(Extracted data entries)

-------

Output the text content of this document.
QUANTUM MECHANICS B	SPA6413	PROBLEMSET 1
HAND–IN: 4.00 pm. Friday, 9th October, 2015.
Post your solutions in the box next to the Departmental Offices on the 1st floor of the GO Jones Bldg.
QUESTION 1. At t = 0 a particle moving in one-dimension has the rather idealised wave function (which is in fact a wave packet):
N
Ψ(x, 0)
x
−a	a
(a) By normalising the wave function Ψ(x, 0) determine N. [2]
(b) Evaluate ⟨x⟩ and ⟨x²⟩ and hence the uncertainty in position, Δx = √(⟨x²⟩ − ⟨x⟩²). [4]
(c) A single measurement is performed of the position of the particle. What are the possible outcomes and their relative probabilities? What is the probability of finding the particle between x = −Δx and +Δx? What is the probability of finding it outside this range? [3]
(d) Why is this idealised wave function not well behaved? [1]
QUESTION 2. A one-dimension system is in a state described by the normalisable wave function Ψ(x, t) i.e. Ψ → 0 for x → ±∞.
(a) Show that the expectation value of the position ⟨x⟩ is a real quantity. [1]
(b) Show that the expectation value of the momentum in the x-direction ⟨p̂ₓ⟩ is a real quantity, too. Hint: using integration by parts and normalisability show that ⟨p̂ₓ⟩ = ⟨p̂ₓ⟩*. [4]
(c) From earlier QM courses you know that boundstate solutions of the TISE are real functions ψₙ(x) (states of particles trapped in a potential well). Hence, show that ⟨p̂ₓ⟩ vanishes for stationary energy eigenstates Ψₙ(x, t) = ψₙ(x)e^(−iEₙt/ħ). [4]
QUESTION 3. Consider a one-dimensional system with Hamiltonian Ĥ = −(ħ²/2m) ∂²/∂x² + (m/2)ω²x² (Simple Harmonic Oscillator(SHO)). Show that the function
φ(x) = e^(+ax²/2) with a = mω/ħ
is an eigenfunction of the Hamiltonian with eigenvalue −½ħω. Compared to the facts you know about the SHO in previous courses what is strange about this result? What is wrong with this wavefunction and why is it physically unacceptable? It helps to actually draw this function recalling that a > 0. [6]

-------

REQUIREMENT —
Retype all of the entries precisely as they are.

ANSWER FOR THE TASK —
Output the text content of this document.
QUANTUM MECHANICS B	SPA6413	PROBLEMSET 1
HAND–IN: 4.00 pm. Friday, 9th October, 2015.
Post your solutions in the box next to the Departmental Offices on the 1st floor of the GO Jones Bldg.
QUESTION 1. At t = 0 a particle moving in one-dimension has the rather idealised wave function (which is in fact a wave packet):
N
Ψ(x, 0)
x
−a	a
(a) By normalising the wave function Ψ(x, 0) determine N. [2]
(b) Evaluate ⟨x⟩ and ⟨x²⟩ and hence the uncertainty in position, Δx = √(⟨x²⟩ − ⟨x⟩²). [4]
(c) A single measurement is performed of the position of the particle. What are the possible outcomes and their relative probabilities? What is the probability of finding the particle between x = −Δx and +Δx? What is the probability of finding it outside this range? [3]
(d) Why is this idealised wave function not well behaved? [1]
QUESTION 2. A one-dimension system is in a state described by the normalisable wave function Ψ(x, t) i.e. Ψ → 0 for x → ±∞.
(a) Show that the expectation value of the position ⟨x⟩ is a real quantity. [1]
(b) Show that the expectation value of the momentum in the x-direction ⟨p̂ₓ⟩ is a real quantity, too. Hint: using integration by parts and normalisability show that ⟨p̂ₓ⟩ = ⟨p̂ₓ⟩*. [4]
(c) From earlier QM courses you know that boundstate solutions of the TISE are real functions ψₙ(x) (states of particles trapped in a potential well). Hence, show that ⟨p̂ₓ⟩ vanishes for stationary energy eigenstates Ψₙ(x, t) = ψₙ(x)e^(−iEₙt/ħ). [4]
QUESTION 3. Consider a one-dimensional system with Hamiltonian Ĥ = −(ħ²/2m) ∂²/∂x² + (m/2)ω²x² (Simple Harmonic Oscillator(SHO)). Show that the function
φ(x) = e^(+ax²/2) with a = mω/ħ
is an eigenfunction of the Hamiltonian with eigenvalue −½ħω. Compared to the facts you know about the SHO in previous courses what is strange about this result? What is wrong with this wavefunction and why is it physically unacceptable? It helps to actually draw this function recalling that a > 0. [6]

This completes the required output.